(Raw records)
══════════

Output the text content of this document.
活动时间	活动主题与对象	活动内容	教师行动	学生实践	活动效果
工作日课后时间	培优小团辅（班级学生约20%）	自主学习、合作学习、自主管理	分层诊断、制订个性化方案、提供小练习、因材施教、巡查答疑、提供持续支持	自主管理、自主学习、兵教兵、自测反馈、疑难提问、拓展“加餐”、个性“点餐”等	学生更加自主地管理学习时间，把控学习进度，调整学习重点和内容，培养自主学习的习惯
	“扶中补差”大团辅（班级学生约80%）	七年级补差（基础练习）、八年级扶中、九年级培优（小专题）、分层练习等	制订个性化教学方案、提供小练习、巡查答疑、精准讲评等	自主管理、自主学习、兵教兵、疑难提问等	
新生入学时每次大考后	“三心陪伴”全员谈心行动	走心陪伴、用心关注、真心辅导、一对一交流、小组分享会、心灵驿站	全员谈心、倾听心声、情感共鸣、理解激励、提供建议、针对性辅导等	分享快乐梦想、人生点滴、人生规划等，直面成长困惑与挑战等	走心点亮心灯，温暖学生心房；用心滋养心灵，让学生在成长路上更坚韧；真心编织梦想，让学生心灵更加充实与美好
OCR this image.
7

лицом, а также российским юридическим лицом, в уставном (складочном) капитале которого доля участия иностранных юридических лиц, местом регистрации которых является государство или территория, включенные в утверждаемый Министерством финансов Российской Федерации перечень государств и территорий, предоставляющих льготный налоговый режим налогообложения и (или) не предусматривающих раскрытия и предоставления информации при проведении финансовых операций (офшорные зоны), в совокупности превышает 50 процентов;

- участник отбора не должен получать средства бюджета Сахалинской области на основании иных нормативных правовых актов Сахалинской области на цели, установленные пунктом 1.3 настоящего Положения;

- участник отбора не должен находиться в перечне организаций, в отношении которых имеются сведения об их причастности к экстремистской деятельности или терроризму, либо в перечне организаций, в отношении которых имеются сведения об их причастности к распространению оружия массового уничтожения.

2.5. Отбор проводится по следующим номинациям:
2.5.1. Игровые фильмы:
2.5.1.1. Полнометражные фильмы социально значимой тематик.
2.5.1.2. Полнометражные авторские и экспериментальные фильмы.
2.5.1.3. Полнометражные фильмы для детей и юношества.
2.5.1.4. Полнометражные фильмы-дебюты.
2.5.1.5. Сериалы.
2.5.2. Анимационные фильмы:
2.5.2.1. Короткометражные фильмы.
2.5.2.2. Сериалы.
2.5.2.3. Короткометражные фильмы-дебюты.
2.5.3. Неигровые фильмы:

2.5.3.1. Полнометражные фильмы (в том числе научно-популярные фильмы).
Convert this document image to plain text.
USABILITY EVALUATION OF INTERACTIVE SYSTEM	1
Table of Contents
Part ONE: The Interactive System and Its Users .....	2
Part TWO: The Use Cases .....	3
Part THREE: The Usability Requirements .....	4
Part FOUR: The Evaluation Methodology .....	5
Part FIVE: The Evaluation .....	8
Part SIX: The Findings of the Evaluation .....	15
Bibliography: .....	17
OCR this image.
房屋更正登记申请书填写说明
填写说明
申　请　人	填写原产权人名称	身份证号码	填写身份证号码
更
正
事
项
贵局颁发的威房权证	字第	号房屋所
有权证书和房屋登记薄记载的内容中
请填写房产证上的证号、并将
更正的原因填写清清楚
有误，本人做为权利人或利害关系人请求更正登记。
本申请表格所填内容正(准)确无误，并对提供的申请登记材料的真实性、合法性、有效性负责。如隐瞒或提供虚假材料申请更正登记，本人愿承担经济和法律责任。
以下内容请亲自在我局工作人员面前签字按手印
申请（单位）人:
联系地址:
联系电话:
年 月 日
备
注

══════════

Directions for this task =
Copy exactly, word for word, the line with "Convert this document image to plain text." through the final line of the listing.

Solution below =
Convert this document image to plain text.
USABILITY EVALUATION OF INTERACTIVE SYSTEM	1
Table of Contents
Part ONE: The Interactive System and Its Users .....	2
Part TWO: The Use Cases .....	3
Part THREE: The Usability Requirements .....	4
Part FOUR: The Evaluation Methodology .....	5
Part FIVE: The Evaluation .....	8
Part SIX: The Findings of the Evaluation .....	15
Bibliography: .....	17
OCR this image.
房屋更正登记申请书填写说明
填写说明
申　请　人	填写原产权人名称	身份证号码	填写身份证号码
更
正
事
项
贵局颁发的威房权证	字第	号房屋所
有权证书和房屋登记薄记载的内容中
请填写房产证上的证号、并将
更正的原因填写清清楚
有误，本人做为权利人或利害关系人请求更正登记。
本申请表格所填内容正(准)确无误，并对提供的申请登记材料的真实性、合法性、有效性负责。如隐瞒或提供虚假材料申请更正登记，本人愿承担经济和法律责任。
以下内容请亲自在我局工作人员面前签字按手印
申请（单位）人:
联系地址:
联系电话:
年 月 日
备
注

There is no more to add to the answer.